┏━━

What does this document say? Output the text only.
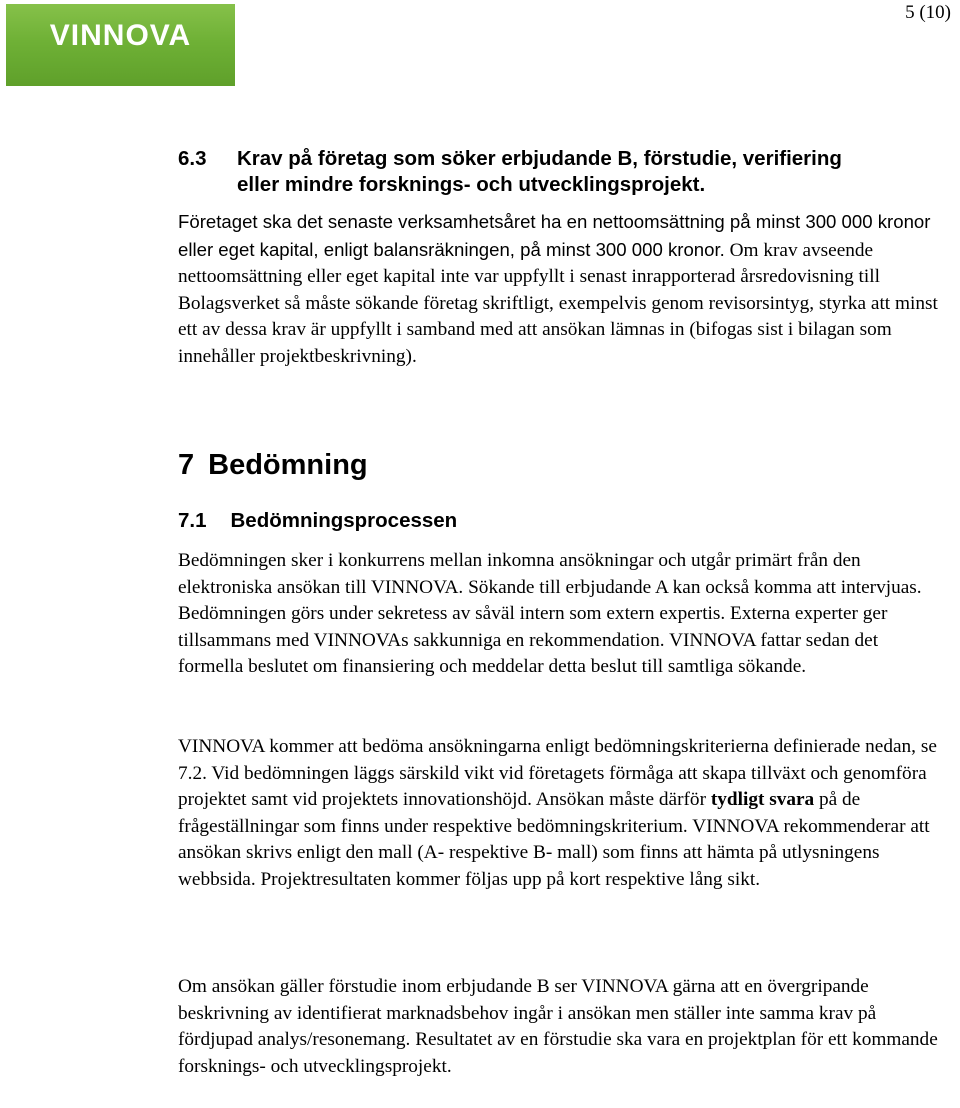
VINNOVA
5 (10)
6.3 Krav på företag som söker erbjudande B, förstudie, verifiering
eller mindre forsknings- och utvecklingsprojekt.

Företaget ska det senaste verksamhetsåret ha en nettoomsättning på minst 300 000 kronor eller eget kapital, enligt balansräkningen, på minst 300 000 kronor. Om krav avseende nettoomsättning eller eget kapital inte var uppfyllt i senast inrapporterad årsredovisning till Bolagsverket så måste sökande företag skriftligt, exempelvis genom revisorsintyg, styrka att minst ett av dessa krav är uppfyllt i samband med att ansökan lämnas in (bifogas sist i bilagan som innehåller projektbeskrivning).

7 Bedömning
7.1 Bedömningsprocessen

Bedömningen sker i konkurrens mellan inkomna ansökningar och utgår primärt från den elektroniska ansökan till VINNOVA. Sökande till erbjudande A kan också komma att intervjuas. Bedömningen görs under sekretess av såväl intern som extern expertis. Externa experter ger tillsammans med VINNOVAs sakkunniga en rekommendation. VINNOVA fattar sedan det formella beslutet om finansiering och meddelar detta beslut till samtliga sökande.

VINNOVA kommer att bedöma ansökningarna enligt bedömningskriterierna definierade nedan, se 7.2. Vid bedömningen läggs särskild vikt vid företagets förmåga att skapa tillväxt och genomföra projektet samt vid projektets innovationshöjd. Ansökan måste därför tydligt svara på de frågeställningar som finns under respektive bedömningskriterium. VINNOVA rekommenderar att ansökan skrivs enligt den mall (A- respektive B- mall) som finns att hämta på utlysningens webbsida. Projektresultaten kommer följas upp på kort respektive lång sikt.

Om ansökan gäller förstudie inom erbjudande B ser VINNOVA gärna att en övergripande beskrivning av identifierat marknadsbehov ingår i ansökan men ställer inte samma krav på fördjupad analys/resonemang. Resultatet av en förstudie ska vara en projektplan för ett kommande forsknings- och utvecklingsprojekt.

┗━━

(WHAT YOU SHOULD DO): Every record above must be printed exactly, except for its images.

(ANSWER FOR THIS EXERCISE):
What does this document say? Output the text only.
VINNOVA
5 (10)
6.3 Krav på företag som söker erbjudande B, förstudie, verifiering
eller mindre forsknings- och utvecklingsprojekt.

Företaget ska det senaste verksamhetsåret ha en nettoomsättning på minst 300 000 kronor eller eget kapital, enligt balansräkningen, på minst 300 000 kronor. Om krav avseende nettoomsättning eller eget kapital inte var uppfyllt i senast inrapporterad årsredovisning till Bolagsverket så måste sökande företag skriftligt, exempelvis genom revisorsintyg, styrka att minst ett av dessa krav är uppfyllt i samband med att ansökan lämnas in (bifogas sist i bilagan som innehåller projektbeskrivning).

7 Bedömning
7.1 Bedömningsprocessen

Bedömningen sker i konkurrens mellan inkomna ansökningar och utgår primärt från den elektroniska ansökan till VINNOVA. Sökande till erbjudande A kan också komma att intervjuas. Bedömningen görs under sekretess av såväl intern som extern expertis. Externa experter ger tillsammans med VINNOVAs sakkunniga en rekommendation. VINNOVA fattar sedan det formella beslutet om finansiering och meddelar detta beslut till samtliga sökande.

VINNOVA kommer att bedöma ansökningarna enligt bedömningskriterierna definierade nedan, se 7.2. Vid bedömningen läggs särskild vikt vid företagets förmåga att skapa tillväxt och genomföra projektet samt vid projektets innovationshöjd. Ansökan måste därför tydligt svara på de frågeställningar som finns under respektive bedömningskriterium. VINNOVA rekommenderar att ansökan skrivs enligt den mall (A- respektive B- mall) som finns att hämta på utlysningens webbsida. Projektresultaten kommer följas upp på kort respektive lång sikt.

Om ansökan gäller förstudie inom erbjudande B ser VINNOVA gärna att en övergripande beskrivning av identifierat marknadsbehov ingår i ansökan men ställer inte samma krav på fördjupad analys/resonemang. Resultatet av en förstudie ska vara en projektplan för ett kommande forsknings- och utvecklingsprojekt.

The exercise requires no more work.